Given task: From the entries below, copy every line that holds the word "image".

Listed records:
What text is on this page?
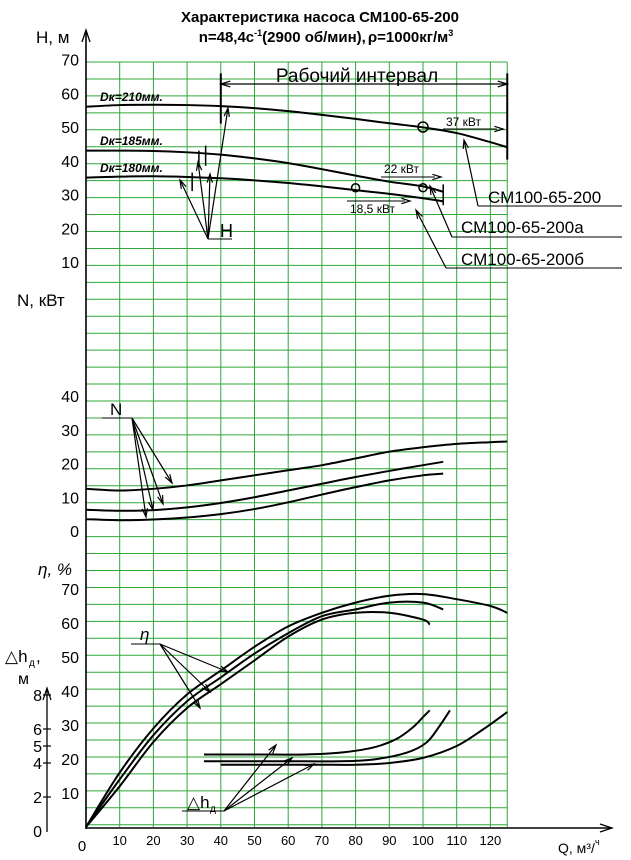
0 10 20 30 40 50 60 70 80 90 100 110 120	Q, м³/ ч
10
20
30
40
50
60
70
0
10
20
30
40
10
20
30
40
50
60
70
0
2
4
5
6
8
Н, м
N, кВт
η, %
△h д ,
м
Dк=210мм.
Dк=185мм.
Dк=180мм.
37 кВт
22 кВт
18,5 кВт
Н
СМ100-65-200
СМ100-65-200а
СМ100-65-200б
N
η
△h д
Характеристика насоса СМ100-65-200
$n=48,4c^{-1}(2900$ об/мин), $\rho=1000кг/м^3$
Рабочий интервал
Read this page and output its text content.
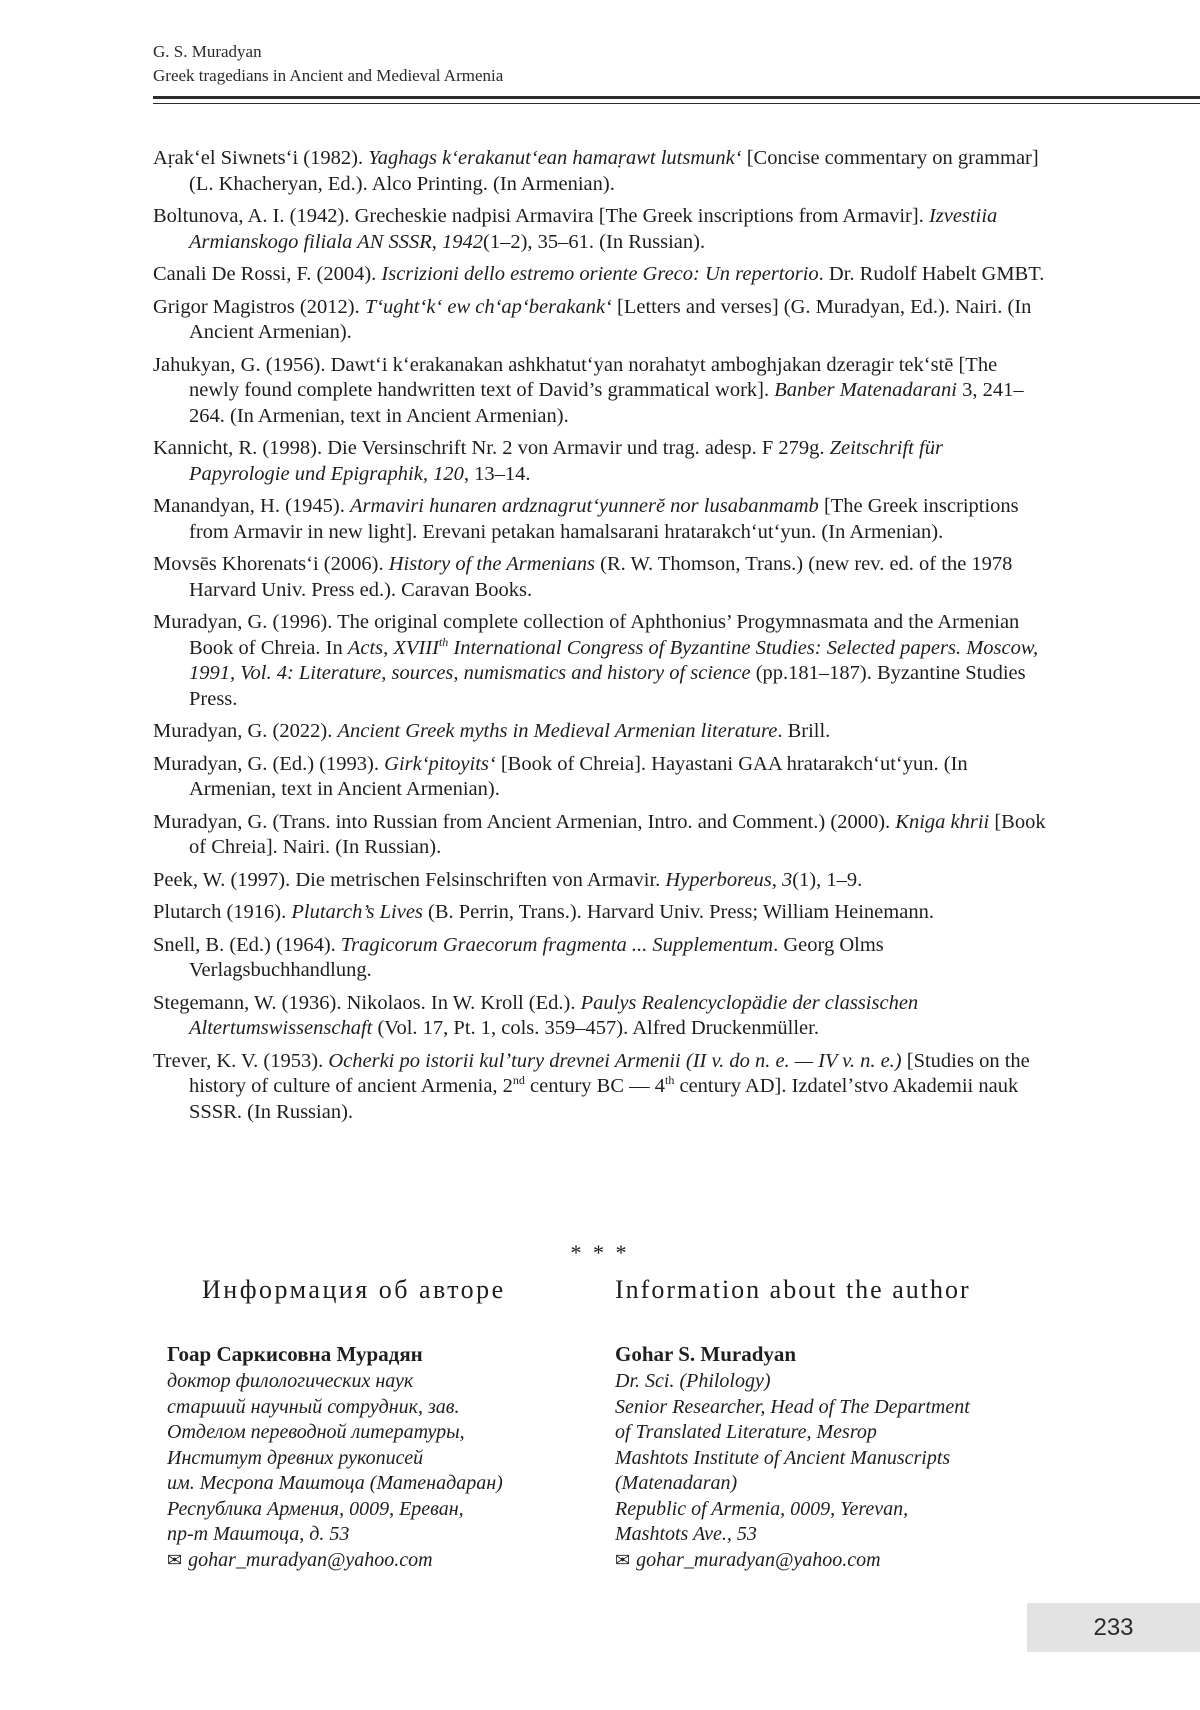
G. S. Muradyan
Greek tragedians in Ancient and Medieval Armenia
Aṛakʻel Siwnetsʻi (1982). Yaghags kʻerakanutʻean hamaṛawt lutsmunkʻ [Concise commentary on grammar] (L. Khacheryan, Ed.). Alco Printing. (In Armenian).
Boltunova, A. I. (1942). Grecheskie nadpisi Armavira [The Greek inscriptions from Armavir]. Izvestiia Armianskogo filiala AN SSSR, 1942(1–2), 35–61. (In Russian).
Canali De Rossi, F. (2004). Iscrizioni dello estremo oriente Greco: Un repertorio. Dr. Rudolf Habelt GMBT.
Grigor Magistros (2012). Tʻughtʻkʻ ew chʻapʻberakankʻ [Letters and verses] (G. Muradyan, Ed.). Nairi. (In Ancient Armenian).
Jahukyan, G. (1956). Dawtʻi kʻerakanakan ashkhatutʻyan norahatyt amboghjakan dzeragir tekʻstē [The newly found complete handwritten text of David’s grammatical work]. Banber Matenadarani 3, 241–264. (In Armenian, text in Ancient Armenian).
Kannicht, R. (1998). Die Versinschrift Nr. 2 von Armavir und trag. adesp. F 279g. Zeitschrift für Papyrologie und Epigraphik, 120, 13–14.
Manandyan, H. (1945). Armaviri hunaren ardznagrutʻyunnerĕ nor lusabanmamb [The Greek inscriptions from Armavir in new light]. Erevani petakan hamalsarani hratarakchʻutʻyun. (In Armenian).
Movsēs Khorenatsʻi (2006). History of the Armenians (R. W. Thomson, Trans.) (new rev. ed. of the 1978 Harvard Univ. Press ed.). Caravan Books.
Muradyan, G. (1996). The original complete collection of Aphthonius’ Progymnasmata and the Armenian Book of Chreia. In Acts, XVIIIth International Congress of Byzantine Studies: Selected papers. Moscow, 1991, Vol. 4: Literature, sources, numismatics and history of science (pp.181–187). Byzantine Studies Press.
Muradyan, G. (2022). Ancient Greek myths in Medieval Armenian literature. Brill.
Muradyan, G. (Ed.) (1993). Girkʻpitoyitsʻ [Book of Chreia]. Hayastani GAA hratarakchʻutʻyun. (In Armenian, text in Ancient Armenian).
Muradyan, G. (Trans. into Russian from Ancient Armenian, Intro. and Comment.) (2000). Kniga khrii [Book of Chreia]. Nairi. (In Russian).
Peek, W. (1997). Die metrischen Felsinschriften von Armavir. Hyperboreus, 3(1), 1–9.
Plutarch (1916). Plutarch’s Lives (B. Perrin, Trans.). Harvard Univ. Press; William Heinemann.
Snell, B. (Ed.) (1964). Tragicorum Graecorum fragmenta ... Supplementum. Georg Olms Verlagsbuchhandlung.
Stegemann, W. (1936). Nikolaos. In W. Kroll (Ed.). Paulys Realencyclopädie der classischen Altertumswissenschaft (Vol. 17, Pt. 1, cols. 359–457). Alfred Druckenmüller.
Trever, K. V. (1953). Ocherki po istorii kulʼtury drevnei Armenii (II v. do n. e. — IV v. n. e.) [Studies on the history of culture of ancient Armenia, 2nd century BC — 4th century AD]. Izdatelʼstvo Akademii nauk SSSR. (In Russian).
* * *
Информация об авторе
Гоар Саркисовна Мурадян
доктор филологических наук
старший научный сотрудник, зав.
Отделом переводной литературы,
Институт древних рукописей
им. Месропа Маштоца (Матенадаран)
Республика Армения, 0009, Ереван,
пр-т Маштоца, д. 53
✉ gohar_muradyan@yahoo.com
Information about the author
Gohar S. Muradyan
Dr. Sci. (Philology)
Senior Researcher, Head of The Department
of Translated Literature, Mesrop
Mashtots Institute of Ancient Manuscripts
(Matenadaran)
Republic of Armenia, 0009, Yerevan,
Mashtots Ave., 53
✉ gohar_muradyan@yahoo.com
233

...

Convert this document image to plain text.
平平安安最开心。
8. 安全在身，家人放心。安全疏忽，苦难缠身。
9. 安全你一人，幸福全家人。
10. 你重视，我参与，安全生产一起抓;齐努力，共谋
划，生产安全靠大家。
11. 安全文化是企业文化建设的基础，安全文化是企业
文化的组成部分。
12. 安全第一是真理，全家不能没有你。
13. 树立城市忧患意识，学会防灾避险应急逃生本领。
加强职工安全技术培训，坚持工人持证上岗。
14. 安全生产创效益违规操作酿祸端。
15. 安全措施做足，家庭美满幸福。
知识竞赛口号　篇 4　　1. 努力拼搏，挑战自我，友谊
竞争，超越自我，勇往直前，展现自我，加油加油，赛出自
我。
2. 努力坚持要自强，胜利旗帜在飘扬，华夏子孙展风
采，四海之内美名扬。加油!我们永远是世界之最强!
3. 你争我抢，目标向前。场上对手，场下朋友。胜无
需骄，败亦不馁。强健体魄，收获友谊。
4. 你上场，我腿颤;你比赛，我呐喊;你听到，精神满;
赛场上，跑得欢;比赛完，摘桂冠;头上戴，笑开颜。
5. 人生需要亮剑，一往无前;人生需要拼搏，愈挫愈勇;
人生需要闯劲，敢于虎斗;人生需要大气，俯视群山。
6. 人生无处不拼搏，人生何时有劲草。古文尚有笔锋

--

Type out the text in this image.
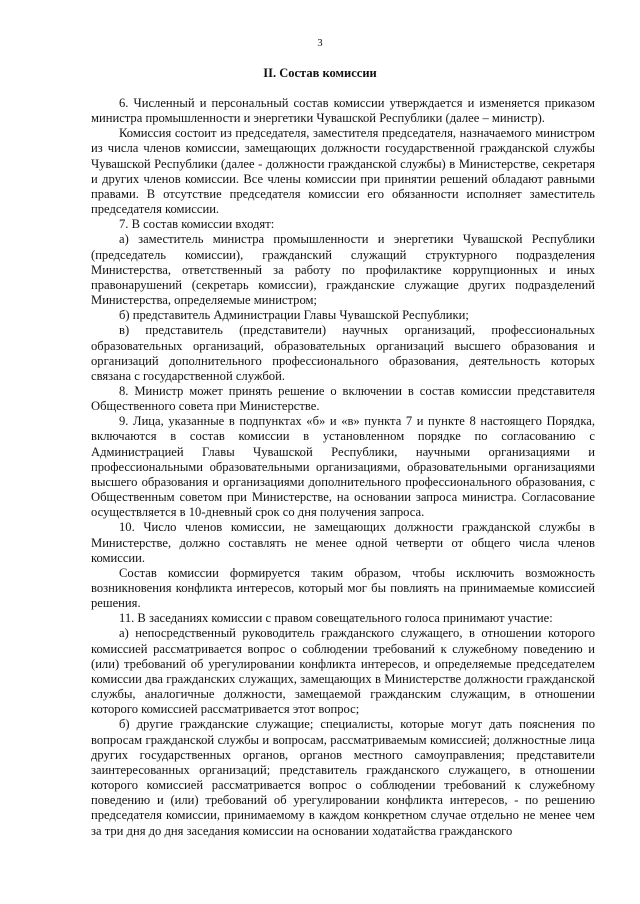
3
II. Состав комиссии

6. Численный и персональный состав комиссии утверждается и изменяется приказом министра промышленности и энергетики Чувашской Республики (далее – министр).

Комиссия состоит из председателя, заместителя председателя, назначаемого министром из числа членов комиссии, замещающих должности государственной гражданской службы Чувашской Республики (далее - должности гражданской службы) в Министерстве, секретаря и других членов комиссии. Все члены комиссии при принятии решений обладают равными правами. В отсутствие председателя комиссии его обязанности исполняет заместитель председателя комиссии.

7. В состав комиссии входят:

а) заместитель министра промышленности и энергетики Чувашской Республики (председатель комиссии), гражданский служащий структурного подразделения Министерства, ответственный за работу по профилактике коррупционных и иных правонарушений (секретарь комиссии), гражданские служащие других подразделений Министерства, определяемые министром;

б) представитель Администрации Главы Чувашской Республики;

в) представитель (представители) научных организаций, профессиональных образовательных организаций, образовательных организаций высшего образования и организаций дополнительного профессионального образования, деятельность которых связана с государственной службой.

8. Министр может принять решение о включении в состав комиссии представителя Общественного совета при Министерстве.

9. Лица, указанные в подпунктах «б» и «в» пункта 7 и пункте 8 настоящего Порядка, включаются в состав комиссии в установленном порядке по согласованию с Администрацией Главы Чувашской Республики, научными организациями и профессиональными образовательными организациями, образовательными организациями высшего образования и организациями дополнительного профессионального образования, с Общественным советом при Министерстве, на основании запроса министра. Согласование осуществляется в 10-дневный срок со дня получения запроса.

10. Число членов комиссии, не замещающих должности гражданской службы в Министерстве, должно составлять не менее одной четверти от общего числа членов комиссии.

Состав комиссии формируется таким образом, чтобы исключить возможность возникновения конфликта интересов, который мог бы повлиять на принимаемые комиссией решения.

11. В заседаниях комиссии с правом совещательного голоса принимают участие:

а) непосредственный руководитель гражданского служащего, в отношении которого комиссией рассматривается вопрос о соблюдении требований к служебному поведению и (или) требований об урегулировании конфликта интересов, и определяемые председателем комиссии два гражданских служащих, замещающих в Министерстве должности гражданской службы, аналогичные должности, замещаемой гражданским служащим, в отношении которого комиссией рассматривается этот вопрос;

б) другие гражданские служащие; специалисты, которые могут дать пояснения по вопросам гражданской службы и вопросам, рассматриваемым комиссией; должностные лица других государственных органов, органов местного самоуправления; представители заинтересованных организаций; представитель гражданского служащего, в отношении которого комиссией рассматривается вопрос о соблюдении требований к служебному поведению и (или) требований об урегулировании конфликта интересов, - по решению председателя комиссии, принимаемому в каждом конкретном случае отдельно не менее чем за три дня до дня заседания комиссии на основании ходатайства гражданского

Correct response:
Convert this document image to plain text.
Type out the text in this image.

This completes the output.